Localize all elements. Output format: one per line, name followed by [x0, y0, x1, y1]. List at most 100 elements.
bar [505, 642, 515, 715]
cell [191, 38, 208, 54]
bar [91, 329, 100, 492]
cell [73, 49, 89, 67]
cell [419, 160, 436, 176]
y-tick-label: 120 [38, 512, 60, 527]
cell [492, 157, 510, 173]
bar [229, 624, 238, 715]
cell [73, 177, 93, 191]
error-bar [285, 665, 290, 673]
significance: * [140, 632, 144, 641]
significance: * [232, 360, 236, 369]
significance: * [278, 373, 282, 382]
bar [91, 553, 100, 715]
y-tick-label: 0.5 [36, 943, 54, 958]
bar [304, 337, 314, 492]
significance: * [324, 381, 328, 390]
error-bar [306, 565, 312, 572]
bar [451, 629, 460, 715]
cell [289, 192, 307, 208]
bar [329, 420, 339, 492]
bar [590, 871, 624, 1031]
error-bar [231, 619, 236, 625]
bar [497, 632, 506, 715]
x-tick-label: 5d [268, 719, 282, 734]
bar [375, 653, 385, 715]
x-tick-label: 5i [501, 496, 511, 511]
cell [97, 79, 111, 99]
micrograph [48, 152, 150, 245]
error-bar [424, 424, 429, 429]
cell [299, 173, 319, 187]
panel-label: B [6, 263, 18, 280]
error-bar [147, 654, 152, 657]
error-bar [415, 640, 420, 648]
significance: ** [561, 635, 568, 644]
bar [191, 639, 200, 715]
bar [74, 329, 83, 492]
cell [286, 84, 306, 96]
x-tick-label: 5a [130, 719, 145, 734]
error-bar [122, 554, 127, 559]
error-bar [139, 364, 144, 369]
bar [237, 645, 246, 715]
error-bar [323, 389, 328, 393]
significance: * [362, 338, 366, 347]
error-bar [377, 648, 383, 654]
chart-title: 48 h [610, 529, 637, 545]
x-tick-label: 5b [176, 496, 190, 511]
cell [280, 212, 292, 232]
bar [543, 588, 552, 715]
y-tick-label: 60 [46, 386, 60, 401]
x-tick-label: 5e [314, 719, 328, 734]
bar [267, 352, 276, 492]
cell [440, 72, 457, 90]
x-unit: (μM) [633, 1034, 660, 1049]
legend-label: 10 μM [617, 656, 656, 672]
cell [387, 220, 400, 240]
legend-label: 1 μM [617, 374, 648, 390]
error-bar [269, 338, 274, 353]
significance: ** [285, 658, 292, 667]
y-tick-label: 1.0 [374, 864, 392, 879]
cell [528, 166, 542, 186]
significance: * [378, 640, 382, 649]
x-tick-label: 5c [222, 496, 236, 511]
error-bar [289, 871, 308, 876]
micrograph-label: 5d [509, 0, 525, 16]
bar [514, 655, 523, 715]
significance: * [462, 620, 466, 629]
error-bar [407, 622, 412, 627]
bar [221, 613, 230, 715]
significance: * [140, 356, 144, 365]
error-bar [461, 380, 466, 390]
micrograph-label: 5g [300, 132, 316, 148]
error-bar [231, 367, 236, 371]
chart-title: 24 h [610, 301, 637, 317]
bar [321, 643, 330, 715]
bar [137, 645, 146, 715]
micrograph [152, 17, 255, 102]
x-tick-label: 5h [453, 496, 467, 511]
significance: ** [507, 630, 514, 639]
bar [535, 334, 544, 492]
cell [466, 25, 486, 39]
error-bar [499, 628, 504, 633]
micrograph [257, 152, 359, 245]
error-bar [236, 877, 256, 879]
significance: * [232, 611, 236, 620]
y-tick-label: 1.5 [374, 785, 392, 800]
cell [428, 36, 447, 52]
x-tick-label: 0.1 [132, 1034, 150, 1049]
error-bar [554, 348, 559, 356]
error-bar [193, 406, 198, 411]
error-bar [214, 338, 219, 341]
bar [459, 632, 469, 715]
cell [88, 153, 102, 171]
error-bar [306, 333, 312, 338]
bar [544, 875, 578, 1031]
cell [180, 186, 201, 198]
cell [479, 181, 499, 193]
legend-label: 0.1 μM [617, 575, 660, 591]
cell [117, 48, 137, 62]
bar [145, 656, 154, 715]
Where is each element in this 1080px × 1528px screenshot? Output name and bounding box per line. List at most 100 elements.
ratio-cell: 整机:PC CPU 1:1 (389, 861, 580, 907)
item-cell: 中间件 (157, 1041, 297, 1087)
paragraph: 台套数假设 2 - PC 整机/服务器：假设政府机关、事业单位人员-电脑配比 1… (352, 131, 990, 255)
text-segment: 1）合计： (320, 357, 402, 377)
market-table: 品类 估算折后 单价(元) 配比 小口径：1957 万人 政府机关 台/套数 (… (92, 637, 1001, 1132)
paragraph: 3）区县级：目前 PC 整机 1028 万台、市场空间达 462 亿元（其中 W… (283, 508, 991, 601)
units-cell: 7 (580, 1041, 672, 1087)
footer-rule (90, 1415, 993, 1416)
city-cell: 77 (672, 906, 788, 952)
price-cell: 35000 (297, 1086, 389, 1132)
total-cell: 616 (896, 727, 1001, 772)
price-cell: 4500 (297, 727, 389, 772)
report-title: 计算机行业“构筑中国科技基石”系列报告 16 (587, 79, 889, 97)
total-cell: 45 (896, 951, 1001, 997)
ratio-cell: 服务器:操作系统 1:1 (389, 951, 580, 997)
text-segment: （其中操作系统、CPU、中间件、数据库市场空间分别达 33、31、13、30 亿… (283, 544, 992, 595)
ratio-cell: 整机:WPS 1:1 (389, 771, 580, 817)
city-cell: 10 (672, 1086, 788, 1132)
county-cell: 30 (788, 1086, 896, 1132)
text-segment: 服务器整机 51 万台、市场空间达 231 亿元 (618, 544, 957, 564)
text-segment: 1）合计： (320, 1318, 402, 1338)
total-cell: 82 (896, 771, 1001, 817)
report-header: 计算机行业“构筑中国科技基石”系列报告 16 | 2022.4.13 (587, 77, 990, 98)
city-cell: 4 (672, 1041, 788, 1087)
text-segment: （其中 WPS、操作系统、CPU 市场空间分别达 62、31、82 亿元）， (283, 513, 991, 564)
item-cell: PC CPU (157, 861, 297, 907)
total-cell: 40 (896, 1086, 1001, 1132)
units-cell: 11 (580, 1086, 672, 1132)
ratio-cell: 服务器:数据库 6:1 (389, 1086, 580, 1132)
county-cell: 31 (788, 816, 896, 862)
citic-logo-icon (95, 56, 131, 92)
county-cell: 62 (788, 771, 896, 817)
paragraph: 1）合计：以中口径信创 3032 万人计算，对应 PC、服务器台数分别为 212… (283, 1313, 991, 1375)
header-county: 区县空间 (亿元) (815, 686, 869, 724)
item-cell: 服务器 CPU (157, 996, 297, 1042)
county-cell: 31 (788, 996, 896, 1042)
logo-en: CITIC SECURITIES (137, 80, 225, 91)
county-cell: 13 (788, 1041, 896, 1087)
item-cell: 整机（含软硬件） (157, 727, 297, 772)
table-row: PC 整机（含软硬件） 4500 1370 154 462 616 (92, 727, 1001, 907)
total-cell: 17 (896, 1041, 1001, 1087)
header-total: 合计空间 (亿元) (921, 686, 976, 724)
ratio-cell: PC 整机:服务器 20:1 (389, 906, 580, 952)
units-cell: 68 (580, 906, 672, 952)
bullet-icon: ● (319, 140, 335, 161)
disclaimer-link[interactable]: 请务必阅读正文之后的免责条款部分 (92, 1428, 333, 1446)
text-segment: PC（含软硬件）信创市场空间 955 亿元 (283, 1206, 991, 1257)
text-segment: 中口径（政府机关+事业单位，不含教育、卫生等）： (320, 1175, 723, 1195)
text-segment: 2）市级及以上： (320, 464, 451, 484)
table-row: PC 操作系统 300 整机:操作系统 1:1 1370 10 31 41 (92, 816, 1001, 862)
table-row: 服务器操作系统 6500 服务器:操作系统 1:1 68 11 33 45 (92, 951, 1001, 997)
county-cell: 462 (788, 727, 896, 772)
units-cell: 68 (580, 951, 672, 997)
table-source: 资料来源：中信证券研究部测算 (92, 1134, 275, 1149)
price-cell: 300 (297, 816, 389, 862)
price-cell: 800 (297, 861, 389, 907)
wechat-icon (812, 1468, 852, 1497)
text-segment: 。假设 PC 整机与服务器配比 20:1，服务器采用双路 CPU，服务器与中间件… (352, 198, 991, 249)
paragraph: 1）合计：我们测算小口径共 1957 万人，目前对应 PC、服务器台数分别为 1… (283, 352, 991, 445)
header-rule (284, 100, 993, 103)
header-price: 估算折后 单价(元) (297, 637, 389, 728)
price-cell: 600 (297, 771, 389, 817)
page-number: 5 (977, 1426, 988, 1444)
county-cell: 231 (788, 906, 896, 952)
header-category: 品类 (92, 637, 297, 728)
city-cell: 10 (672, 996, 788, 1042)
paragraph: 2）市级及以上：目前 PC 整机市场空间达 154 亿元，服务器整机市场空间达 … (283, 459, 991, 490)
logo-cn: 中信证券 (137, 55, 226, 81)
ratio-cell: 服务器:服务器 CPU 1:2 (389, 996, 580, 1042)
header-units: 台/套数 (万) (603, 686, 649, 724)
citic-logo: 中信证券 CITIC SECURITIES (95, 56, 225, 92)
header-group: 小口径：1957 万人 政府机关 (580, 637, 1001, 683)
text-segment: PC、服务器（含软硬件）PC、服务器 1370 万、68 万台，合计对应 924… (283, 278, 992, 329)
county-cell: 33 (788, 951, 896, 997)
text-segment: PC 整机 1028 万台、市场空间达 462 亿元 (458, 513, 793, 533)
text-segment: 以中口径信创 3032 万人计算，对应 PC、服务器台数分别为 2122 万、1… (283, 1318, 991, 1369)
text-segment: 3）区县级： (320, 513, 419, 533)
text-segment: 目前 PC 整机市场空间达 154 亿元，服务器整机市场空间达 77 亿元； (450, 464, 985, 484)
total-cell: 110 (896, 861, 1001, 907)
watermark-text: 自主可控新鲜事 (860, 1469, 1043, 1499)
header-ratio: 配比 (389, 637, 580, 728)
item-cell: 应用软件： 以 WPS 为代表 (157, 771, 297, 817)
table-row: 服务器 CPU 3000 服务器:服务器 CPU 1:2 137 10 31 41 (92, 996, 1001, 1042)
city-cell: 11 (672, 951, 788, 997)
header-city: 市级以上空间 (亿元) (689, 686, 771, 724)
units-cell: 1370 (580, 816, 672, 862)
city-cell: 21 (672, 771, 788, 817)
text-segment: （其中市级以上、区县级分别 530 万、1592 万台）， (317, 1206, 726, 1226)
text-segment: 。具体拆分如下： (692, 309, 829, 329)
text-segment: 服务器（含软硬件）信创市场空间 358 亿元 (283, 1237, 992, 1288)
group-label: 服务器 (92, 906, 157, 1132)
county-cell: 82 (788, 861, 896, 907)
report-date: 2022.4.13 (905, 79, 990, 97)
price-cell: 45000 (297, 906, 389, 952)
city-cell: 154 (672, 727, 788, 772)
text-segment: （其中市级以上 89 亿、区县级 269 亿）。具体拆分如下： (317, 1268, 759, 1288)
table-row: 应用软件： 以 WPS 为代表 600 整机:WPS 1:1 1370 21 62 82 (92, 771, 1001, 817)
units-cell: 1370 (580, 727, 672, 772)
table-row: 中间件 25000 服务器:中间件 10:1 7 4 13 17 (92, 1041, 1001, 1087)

· · ·

## TASK TO CARRY OUT
Starting at the beginning of the records and going on through the line with "cell [492, 157, 510, 173]", give those lines again with "Localize" swapped for "Detect" and everything else unchanged.

## PROBLEM SOLUTION
Detect all elements. Output format: one per line, name followed by [x0, y0, x1, y1]. List at most 100 elements.
bar [505, 642, 515, 715]
cell [191, 38, 208, 54]
bar [91, 329, 100, 492]
cell [73, 49, 89, 67]
cell [419, 160, 436, 176]
y-tick-label: 120 [38, 512, 60, 527]
cell [492, 157, 510, 173]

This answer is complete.